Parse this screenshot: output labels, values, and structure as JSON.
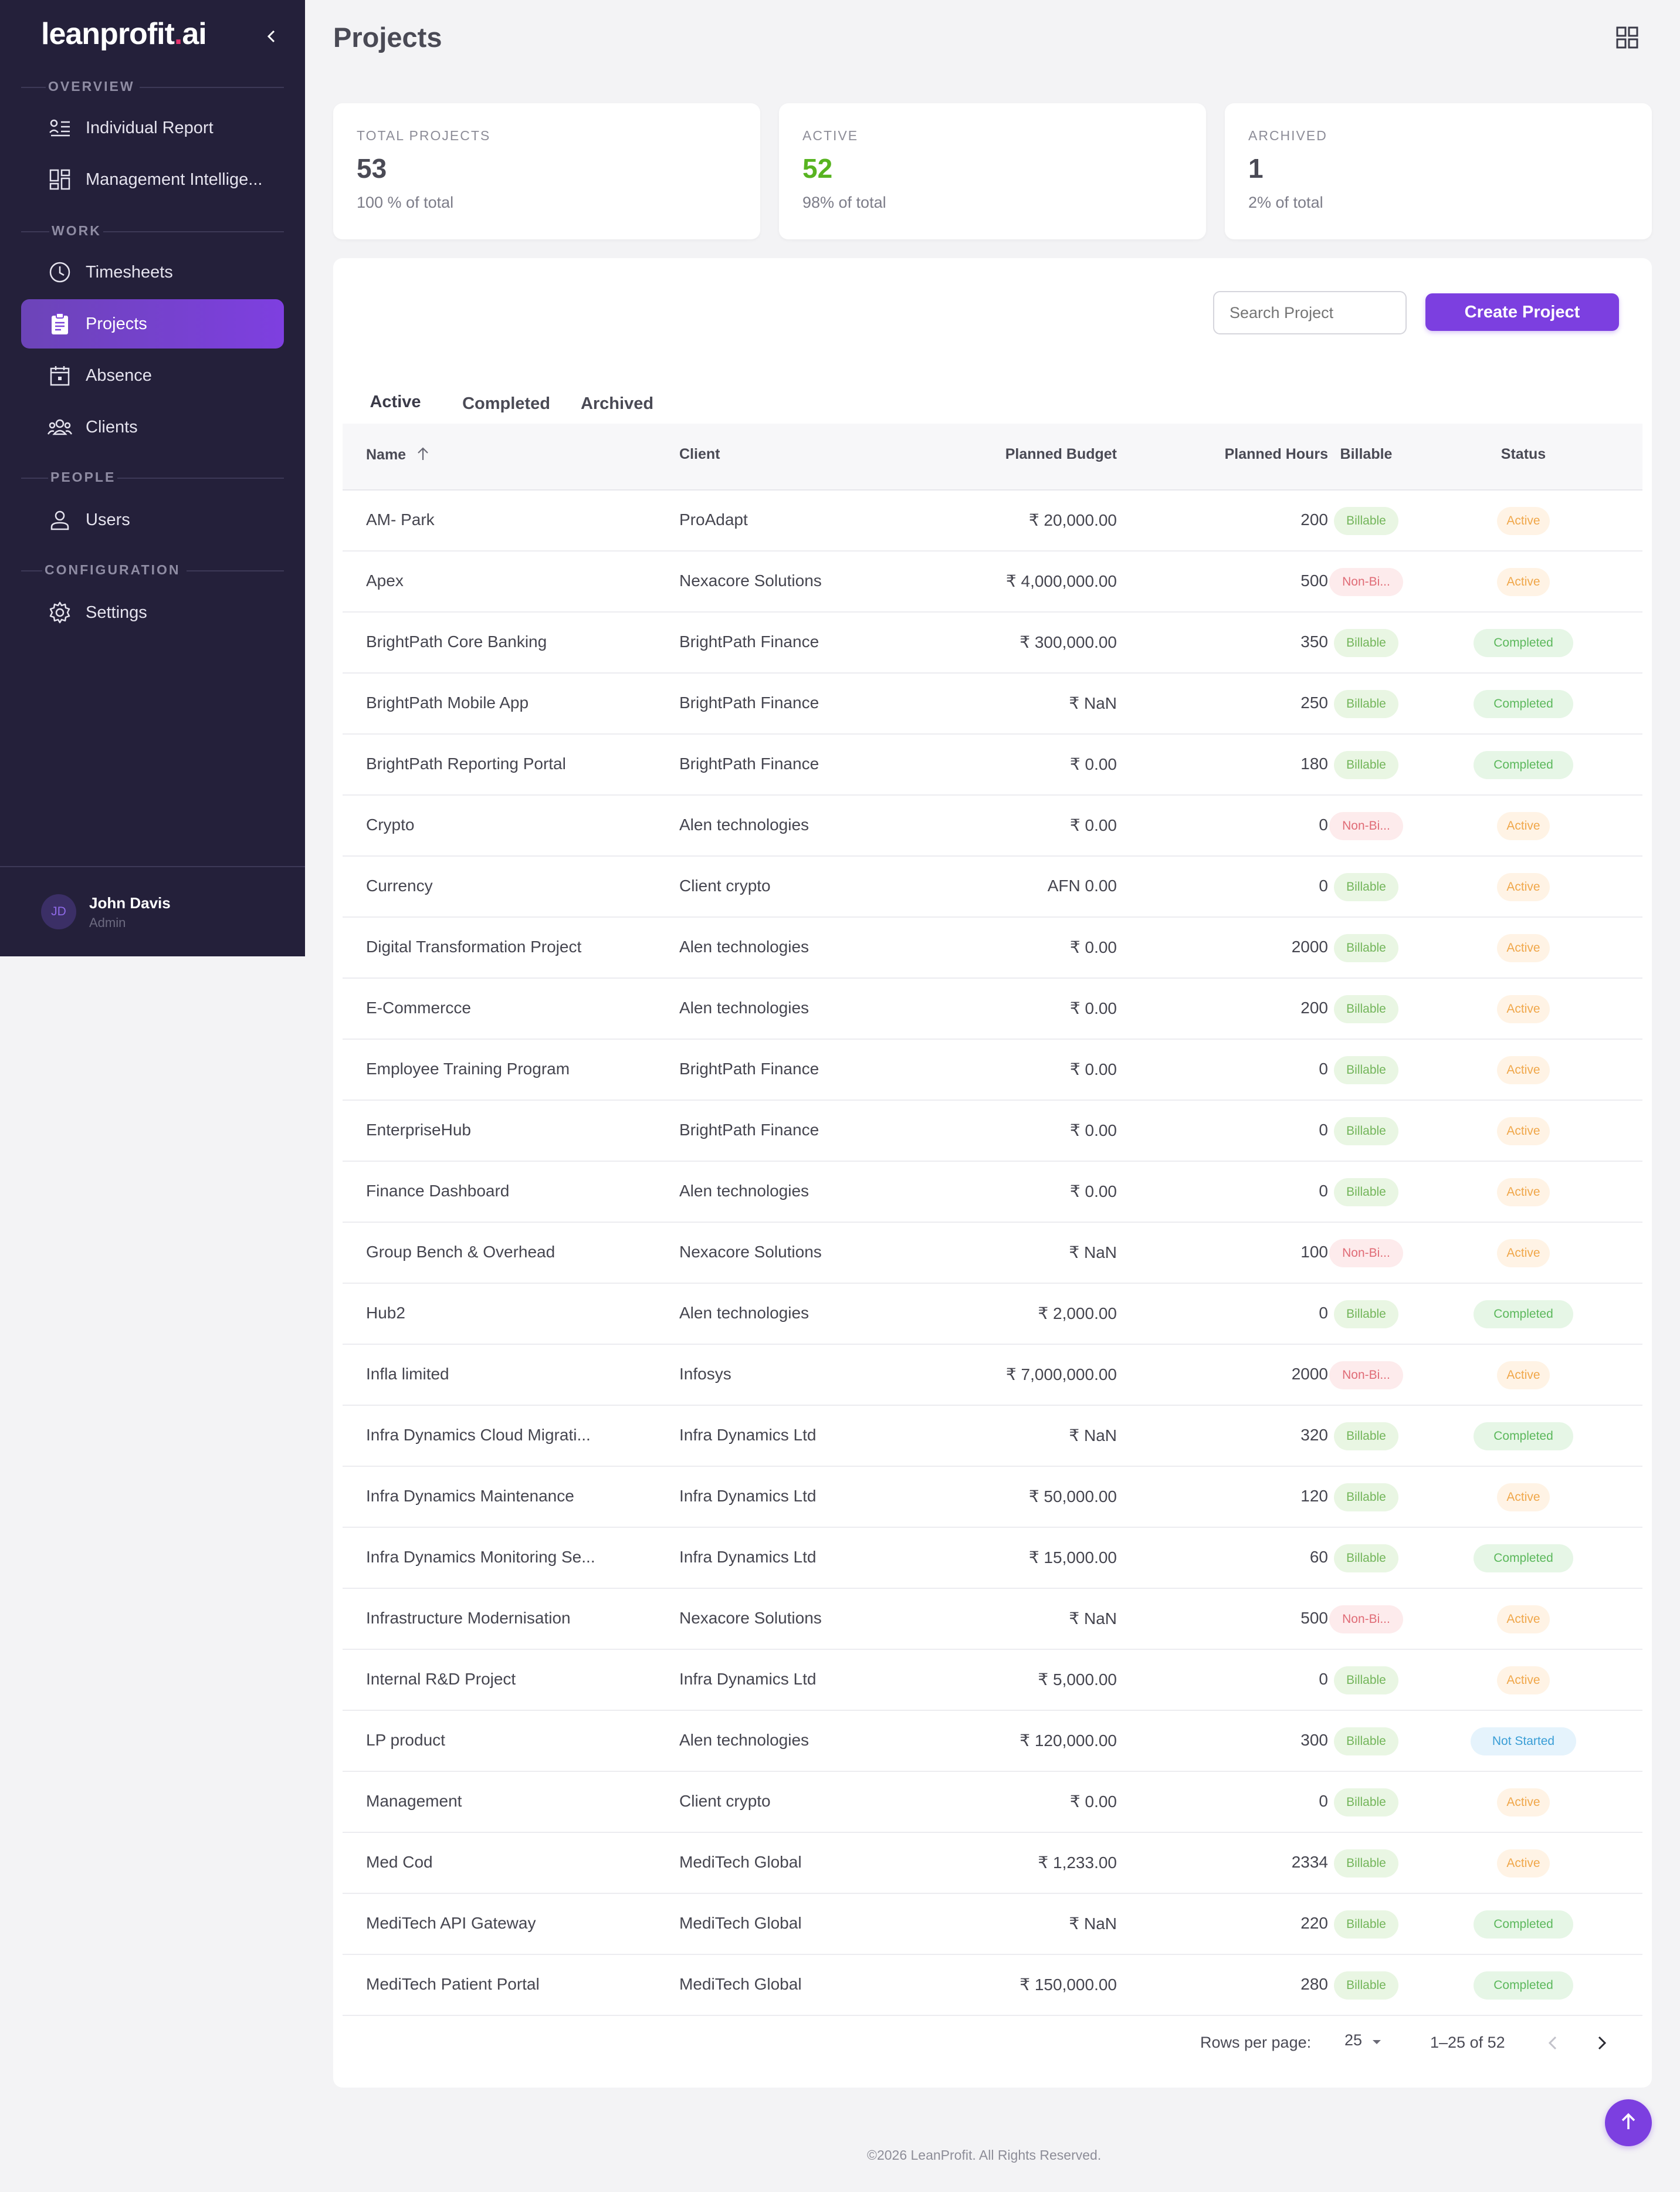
{
  "app": {
    "logo_main": "leanprofit",
    "logo_dot": ".",
    "logo_tld": "ai"
  },
  "sidebar": {
    "sections": {
      "overview": "OVERVIEW",
      "work": "WORK",
      "people": "PEOPLE",
      "configuration": "CONFIGURATION"
    },
    "items": [
      {
        "label": "Individual Report",
        "icon": "report-list-icon"
      },
      {
        "label": "Management Intellige...",
        "icon": "dashboard-icon"
      },
      {
        "label": "Timesheets",
        "icon": "clock-icon"
      },
      {
        "label": "Projects",
        "icon": "clipboard-icon",
        "active": true
      },
      {
        "label": "Absence",
        "icon": "calendar-icon"
      },
      {
        "label": "Clients",
        "icon": "people-group-icon"
      },
      {
        "label": "Users",
        "icon": "user-icon"
      },
      {
        "label": "Settings",
        "icon": "gear-icon"
      }
    ],
    "user": {
      "initials": "JD",
      "name": "John Davis",
      "role": "Admin"
    }
  },
  "header": {
    "title": "Projects"
  },
  "stats": [
    {
      "title": "TOTAL PROJECTS",
      "value": "53",
      "sub": "100 % of total"
    },
    {
      "title": "ACTIVE",
      "value": "52",
      "sub": "98% of total"
    },
    {
      "title": "ARCHIVED",
      "value": "1",
      "sub": "2% of total"
    }
  ],
  "toolbar": {
    "search_placeholder": "Search Project",
    "create_label": "Create Project"
  },
  "tabs": [
    "Active",
    "Completed",
    "Archived"
  ],
  "table": {
    "headers": {
      "name": "Name",
      "client": "Client",
      "budget": "Planned Budget",
      "hours": "Planned Hours",
      "billable": "Billable",
      "status": "Status"
    },
    "rows": [
      {
        "name": "AM- Park",
        "client": "ProAdapt",
        "budget": "₹ 20,000.00",
        "hours": "200",
        "billable": "Billable",
        "status": "Active"
      },
      {
        "name": "Apex",
        "client": "Nexacore Solutions",
        "budget": "₹ 4,000,000.00",
        "hours": "500",
        "billable": "Non-Bi...",
        "status": "Active"
      },
      {
        "name": "BrightPath Core Banking",
        "client": "BrightPath Finance",
        "budget": "₹ 300,000.00",
        "hours": "350",
        "billable": "Billable",
        "status": "Completed"
      },
      {
        "name": "BrightPath Mobile App",
        "client": "BrightPath Finance",
        "budget": "₹ NaN",
        "hours": "250",
        "billable": "Billable",
        "status": "Completed"
      },
      {
        "name": "BrightPath Reporting Portal",
        "client": "BrightPath Finance",
        "budget": "₹ 0.00",
        "hours": "180",
        "billable": "Billable",
        "status": "Completed"
      },
      {
        "name": "Crypto",
        "client": "Alen technologies",
        "budget": "₹ 0.00",
        "hours": "0",
        "billable": "Non-Bi...",
        "status": "Active"
      },
      {
        "name": "Currency",
        "client": "Client crypto",
        "budget": "AFN 0.00",
        "hours": "0",
        "billable": "Billable",
        "status": "Active"
      },
      {
        "name": "Digital Transformation Project",
        "client": "Alen technologies",
        "budget": "₹ 0.00",
        "hours": "2000",
        "billable": "Billable",
        "status": "Active"
      },
      {
        "name": "E-Commercce",
        "client": "Alen technologies",
        "budget": "₹ 0.00",
        "hours": "200",
        "billable": "Billable",
        "status": "Active"
      },
      {
        "name": "Employee Training Program",
        "client": "BrightPath Finance",
        "budget": "₹ 0.00",
        "hours": "0",
        "billable": "Billable",
        "status": "Active"
      },
      {
        "name": "EnterpriseHub",
        "client": "BrightPath Finance",
        "budget": "₹ 0.00",
        "hours": "0",
        "billable": "Billable",
        "status": "Active"
      },
      {
        "name": "Finance Dashboard",
        "client": "Alen technologies",
        "budget": "₹ 0.00",
        "hours": "0",
        "billable": "Billable",
        "status": "Active"
      },
      {
        "name": "Group Bench & Overhead",
        "client": "Nexacore Solutions",
        "budget": "₹ NaN",
        "hours": "100",
        "billable": "Non-Bi...",
        "status": "Active"
      },
      {
        "name": "Hub2",
        "client": "Alen technologies",
        "budget": "₹ 2,000.00",
        "hours": "0",
        "billable": "Billable",
        "status": "Completed"
      },
      {
        "name": "Infla limited",
        "client": "Infosys",
        "budget": "₹ 7,000,000.00",
        "hours": "2000",
        "billable": "Non-Bi...",
        "status": "Active"
      },
      {
        "name": "Infra Dynamics Cloud Migrati...",
        "client": "Infra Dynamics Ltd",
        "budget": "₹ NaN",
        "hours": "320",
        "billable": "Billable",
        "status": "Completed"
      },
      {
        "name": "Infra Dynamics Maintenance",
        "client": "Infra Dynamics Ltd",
        "budget": "₹ 50,000.00",
        "hours": "120",
        "billable": "Billable",
        "status": "Active"
      },
      {
        "name": "Infra Dynamics Monitoring Se...",
        "client": "Infra Dynamics Ltd",
        "budget": "₹ 15,000.00",
        "hours": "60",
        "billable": "Billable",
        "status": "Completed"
      },
      {
        "name": "Infrastructure Modernisation",
        "client": "Nexacore Solutions",
        "budget": "₹ NaN",
        "hours": "500",
        "billable": "Non-Bi...",
        "status": "Active"
      },
      {
        "name": "Internal R&D Project",
        "client": "Infra Dynamics Ltd",
        "budget": "₹ 5,000.00",
        "hours": "0",
        "billable": "Billable",
        "status": "Active"
      },
      {
        "name": "LP product",
        "client": "Alen technologies",
        "budget": "₹ 120,000.00",
        "hours": "300",
        "billable": "Billable",
        "status": "Not Started"
      },
      {
        "name": "Management",
        "client": "Client crypto",
        "budget": "₹ 0.00",
        "hours": "0",
        "billable": "Billable",
        "status": "Active"
      },
      {
        "name": "Med Cod",
        "client": "MediTech Global",
        "budget": "₹ 1,233.00",
        "hours": "2334",
        "billable": "Billable",
        "status": "Active"
      },
      {
        "name": "MediTech API Gateway",
        "client": "MediTech Global",
        "budget": "₹ NaN",
        "hours": "220",
        "billable": "Billable",
        "status": "Completed"
      },
      {
        "name": "MediTech Patient Portal",
        "client": "MediTech Global",
        "budget": "₹ 150,000.00",
        "hours": "280",
        "billable": "Billable",
        "status": "Completed"
      }
    ]
  },
  "pagination": {
    "rows_label": "Rows per page:",
    "rows_value": "25",
    "range": "1–25 of 52"
  },
  "footer": {
    "text": "©2026 LeanProfit. All Rights Reserved."
  }
}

» **EXERCISE AIM**: Filter lines by "Management" and return each hit.

» **COMPLETE OUTPUT**:
        "label": "Management Intellige...",
        "name": "Management",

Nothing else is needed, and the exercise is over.